[Begin WORKING DATA]

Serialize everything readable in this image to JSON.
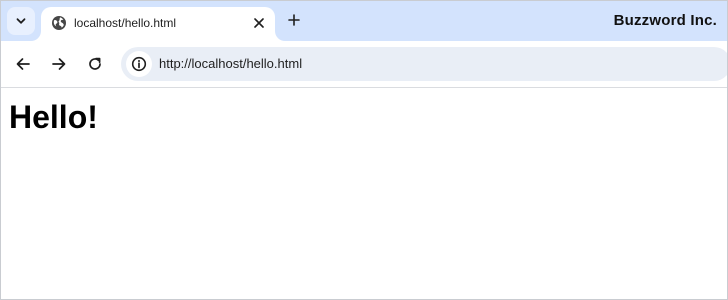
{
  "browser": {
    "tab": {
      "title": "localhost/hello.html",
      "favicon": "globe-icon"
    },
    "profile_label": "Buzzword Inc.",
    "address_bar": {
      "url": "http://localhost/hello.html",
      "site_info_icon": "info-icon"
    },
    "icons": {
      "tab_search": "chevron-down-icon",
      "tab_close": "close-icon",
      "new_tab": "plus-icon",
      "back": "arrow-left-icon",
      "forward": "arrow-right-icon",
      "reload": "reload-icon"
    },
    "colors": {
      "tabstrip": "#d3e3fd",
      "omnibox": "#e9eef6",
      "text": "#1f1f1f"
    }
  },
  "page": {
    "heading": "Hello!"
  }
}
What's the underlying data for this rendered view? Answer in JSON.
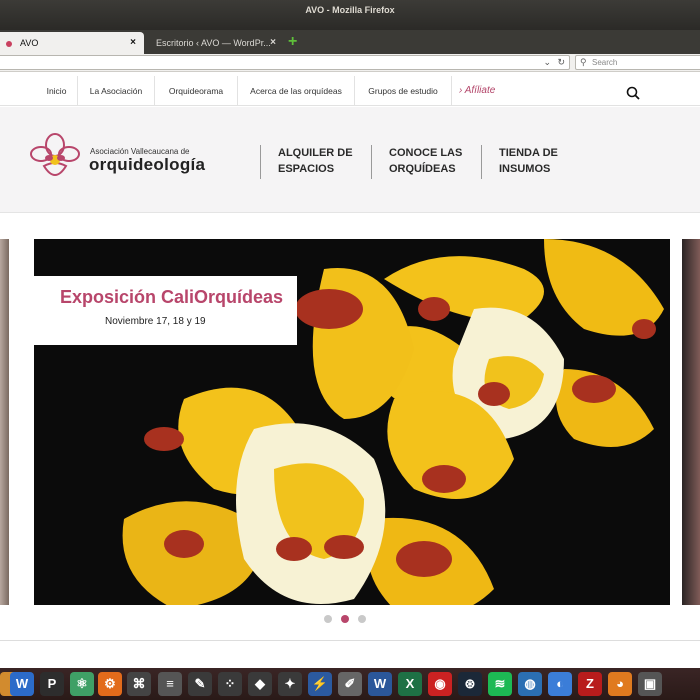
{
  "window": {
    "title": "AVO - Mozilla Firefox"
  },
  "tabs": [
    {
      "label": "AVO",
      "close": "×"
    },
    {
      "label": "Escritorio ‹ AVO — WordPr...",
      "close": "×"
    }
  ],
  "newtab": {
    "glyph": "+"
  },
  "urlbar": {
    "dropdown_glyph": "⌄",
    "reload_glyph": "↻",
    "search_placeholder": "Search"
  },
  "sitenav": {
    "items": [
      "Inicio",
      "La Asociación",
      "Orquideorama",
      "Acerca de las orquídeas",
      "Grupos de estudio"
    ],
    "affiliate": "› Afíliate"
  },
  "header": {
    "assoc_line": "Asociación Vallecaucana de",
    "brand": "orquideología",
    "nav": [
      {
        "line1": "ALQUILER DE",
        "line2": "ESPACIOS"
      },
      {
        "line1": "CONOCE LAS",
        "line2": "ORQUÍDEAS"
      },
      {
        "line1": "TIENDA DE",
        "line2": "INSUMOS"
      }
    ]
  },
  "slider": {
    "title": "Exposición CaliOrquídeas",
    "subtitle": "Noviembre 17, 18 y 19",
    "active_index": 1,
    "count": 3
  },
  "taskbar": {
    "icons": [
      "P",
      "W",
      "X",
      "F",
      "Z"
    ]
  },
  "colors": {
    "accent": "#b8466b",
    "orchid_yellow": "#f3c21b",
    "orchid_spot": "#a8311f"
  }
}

[End WORKING DATA]
[Begin WORKING DATA]

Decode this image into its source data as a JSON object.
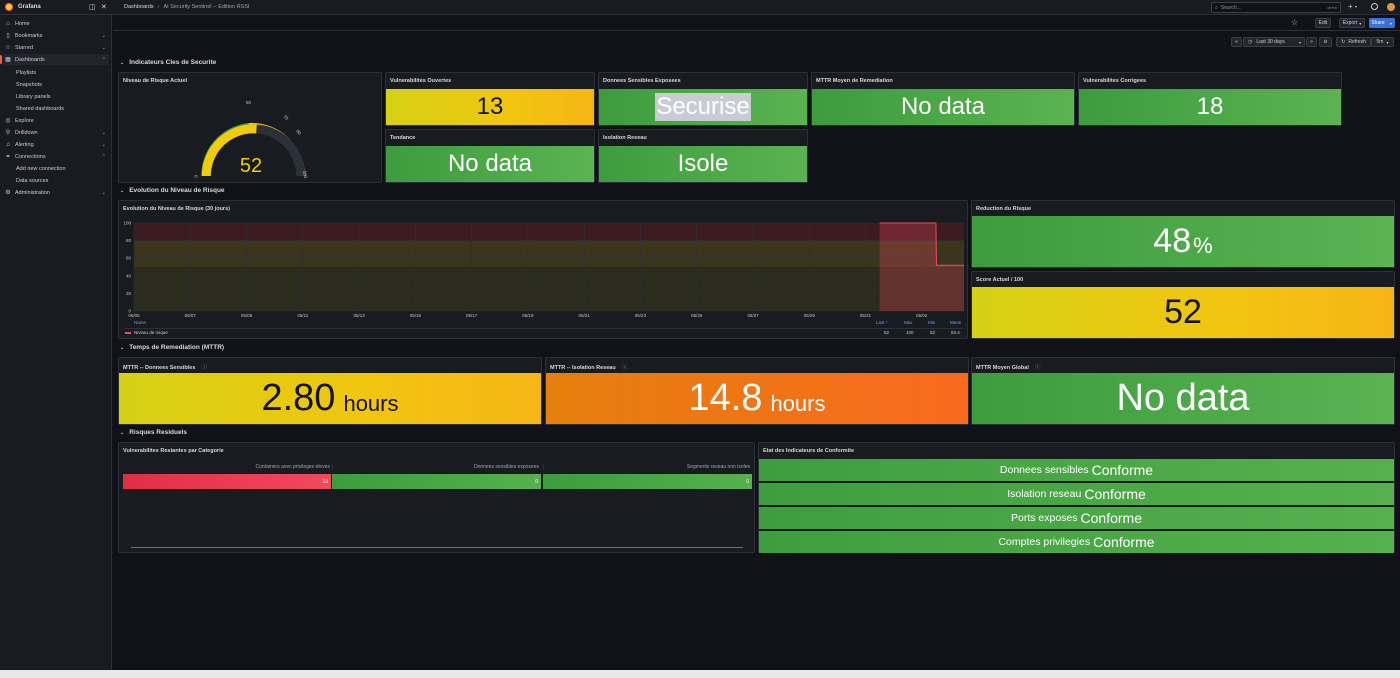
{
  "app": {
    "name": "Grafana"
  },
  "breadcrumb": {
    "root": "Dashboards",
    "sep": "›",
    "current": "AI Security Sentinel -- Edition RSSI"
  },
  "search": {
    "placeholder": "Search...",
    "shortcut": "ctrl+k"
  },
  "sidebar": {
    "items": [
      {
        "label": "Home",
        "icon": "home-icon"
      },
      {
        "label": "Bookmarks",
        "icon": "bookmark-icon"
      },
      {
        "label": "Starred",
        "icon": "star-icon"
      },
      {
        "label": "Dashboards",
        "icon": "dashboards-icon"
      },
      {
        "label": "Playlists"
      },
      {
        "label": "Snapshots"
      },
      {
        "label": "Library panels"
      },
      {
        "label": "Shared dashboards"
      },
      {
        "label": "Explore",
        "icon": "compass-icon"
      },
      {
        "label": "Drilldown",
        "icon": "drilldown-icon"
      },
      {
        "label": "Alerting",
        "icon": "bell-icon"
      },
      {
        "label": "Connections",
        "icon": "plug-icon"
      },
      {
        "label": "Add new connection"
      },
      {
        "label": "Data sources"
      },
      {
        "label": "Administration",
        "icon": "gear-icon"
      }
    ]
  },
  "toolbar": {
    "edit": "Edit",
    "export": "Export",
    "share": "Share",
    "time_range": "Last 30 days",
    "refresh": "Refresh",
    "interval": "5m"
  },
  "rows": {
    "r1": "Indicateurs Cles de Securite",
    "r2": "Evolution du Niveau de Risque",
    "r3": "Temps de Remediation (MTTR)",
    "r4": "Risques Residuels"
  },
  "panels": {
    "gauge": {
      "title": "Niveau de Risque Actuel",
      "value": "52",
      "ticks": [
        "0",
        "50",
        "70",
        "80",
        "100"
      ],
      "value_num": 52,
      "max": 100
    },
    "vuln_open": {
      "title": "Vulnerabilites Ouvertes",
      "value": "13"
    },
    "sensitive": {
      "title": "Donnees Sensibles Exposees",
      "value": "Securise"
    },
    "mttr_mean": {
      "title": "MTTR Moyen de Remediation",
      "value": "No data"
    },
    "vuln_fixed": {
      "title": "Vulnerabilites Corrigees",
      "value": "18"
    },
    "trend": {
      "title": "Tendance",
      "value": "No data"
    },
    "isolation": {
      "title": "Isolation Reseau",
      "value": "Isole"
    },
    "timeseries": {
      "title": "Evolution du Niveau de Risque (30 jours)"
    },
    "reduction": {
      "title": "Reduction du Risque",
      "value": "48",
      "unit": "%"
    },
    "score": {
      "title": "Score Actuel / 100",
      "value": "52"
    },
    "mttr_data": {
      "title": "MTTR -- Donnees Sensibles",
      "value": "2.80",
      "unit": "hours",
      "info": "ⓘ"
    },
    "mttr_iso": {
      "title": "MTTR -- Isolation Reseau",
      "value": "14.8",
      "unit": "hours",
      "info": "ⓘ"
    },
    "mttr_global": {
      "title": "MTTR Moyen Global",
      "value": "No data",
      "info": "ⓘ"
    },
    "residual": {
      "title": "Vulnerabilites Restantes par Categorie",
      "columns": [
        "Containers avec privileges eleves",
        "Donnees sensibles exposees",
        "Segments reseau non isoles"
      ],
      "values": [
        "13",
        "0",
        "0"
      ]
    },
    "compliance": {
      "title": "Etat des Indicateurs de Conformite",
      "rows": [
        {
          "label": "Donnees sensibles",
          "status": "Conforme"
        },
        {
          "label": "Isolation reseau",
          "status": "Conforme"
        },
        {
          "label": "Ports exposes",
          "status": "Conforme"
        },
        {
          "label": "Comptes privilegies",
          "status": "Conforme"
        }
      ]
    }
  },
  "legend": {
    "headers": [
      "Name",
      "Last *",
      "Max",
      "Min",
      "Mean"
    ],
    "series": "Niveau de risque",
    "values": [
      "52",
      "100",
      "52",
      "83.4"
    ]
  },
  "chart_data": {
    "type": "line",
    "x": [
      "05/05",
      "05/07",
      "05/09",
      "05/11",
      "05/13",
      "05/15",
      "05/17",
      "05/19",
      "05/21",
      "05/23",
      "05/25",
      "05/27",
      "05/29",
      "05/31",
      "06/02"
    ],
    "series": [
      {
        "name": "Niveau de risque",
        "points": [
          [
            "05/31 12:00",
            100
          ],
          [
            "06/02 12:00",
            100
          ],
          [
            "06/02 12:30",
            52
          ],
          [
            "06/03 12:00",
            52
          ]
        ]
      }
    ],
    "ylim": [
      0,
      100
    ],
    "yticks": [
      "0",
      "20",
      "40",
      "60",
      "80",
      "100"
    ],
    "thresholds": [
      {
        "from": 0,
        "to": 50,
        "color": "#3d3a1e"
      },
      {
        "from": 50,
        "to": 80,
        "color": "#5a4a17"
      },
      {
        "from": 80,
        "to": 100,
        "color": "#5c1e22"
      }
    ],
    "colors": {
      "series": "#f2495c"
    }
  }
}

[End WORKING DATA]

● WRITTEN INSTRUCTION: Each line above that includes "JSON" should be shown.

● REPLY:
Serialize everything readable in this image to JSON.
What's the underlying data for this rendered view? Answer in JSON.
Decode this image into its source data as a JSON object.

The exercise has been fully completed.